--- STORED RECORDS ---

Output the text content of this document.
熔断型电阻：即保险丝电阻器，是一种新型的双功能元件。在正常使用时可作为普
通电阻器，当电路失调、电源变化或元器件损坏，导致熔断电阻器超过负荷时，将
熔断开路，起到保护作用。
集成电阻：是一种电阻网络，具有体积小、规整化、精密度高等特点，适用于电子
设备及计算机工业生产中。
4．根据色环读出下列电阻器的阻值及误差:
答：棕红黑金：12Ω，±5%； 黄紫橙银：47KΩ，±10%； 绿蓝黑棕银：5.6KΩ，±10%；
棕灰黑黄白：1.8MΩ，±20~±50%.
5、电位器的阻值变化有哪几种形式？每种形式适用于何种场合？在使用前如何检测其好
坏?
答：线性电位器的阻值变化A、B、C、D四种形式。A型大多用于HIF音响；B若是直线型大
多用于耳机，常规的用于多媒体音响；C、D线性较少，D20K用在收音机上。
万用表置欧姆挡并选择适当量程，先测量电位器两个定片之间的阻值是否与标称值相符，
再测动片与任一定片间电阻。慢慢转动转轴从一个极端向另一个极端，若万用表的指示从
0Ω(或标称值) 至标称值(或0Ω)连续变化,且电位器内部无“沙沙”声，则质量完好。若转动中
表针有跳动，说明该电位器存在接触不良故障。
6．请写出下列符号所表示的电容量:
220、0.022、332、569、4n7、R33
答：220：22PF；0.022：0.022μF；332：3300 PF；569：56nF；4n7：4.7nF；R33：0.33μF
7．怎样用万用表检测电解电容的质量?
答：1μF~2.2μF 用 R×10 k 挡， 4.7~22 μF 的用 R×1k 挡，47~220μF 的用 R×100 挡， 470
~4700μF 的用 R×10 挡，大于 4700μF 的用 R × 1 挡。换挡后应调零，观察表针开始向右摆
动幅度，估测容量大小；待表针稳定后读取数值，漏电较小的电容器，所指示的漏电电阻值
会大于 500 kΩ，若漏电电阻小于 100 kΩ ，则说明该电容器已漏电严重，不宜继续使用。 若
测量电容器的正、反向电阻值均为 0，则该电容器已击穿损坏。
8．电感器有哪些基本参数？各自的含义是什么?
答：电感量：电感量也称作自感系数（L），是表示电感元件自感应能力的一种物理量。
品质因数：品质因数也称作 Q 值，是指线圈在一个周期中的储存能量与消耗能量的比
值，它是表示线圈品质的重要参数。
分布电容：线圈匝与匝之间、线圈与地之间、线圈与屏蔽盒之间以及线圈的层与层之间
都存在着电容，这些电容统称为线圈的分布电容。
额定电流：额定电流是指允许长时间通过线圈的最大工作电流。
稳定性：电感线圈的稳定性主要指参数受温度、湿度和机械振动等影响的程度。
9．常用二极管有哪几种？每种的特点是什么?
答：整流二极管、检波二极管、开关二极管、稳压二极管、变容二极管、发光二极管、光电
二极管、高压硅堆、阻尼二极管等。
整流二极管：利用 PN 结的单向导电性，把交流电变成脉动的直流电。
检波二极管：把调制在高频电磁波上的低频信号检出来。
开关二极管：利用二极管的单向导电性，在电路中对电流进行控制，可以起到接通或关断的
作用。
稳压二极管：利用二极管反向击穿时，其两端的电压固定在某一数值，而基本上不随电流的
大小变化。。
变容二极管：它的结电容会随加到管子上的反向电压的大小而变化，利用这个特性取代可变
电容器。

---

▶ **YOUR TASK**
Return all of the entries exactly as written.

▶ **FINAL RESULT**
Output the text content of this document.
熔断型电阻：即保险丝电阻器，是一种新型的双功能元件。在正常使用时可作为普
通电阻器，当电路失调、电源变化或元器件损坏，导致熔断电阻器超过负荷时，将
熔断开路，起到保护作用。
集成电阻：是一种电阻网络，具有体积小、规整化、精密度高等特点，适用于电子
设备及计算机工业生产中。
4．根据色环读出下列电阻器的阻值及误差:
答：棕红黑金：12Ω，±5%； 黄紫橙银：47KΩ，±10%； 绿蓝黑棕银：5.6KΩ，±10%；
棕灰黑黄白：1.8MΩ，±20~±50%.
5、电位器的阻值变化有哪几种形式？每种形式适用于何种场合？在使用前如何检测其好
坏?
答：线性电位器的阻值变化A、B、C、D四种形式。A型大多用于HIF音响；B若是直线型大
多用于耳机，常规的用于多媒体音响；C、D线性较少，D20K用在收音机上。
万用表置欧姆挡并选择适当量程，先测量电位器两个定片之间的阻值是否与标称值相符，
再测动片与任一定片间电阻。慢慢转动转轴从一个极端向另一个极端，若万用表的指示从
0Ω(或标称值) 至标称值(或0Ω)连续变化,且电位器内部无“沙沙”声，则质量完好。若转动中
表针有跳动，说明该电位器存在接触不良故障。
6．请写出下列符号所表示的电容量:
220、0.022、332、569、4n7、R33
答：220：22PF；0.022：0.022μF；332：3300 PF；569：56nF；4n7：4.7nF；R33：0.33μF
7．怎样用万用表检测电解电容的质量?
答：1μF~2.2μF 用 R×10 k 挡， 4.7~22 μF 的用 R×1k 挡，47~220μF 的用 R×100 挡， 470
~4700μF 的用 R×10 挡，大于 4700μF 的用 R × 1 挡。换挡后应调零，观察表针开始向右摆
动幅度，估测容量大小；待表针稳定后读取数值，漏电较小的电容器，所指示的漏电电阻值
会大于 500 kΩ，若漏电电阻小于 100 kΩ ，则说明该电容器已漏电严重，不宜继续使用。 若
测量电容器的正、反向电阻值均为 0，则该电容器已击穿损坏。
8．电感器有哪些基本参数？各自的含义是什么?
答：电感量：电感量也称作自感系数（L），是表示电感元件自感应能力的一种物理量。
品质因数：品质因数也称作 Q 值，是指线圈在一个周期中的储存能量与消耗能量的比
值，它是表示线圈品质的重要参数。
分布电容：线圈匝与匝之间、线圈与地之间、线圈与屏蔽盒之间以及线圈的层与层之间
都存在着电容，这些电容统称为线圈的分布电容。
额定电流：额定电流是指允许长时间通过线圈的最大工作电流。
稳定性：电感线圈的稳定性主要指参数受温度、湿度和机械振动等影响的程度。
9．常用二极管有哪几种？每种的特点是什么?
答：整流二极管、检波二极管、开关二极管、稳压二极管、变容二极管、发光二极管、光电
二极管、高压硅堆、阻尼二极管等。
整流二极管：利用 PN 结的单向导电性，把交流电变成脉动的直流电。
检波二极管：把调制在高频电磁波上的低频信号检出来。
开关二极管：利用二极管的单向导电性，在电路中对电流进行控制，可以起到接通或关断的
作用。
稳压二极管：利用二极管反向击穿时，其两端的电压固定在某一数值，而基本上不随电流的
大小变化。。
变容二极管：它的结电容会随加到管子上的反向电压的大小而变化，利用这个特性取代可变
电容器。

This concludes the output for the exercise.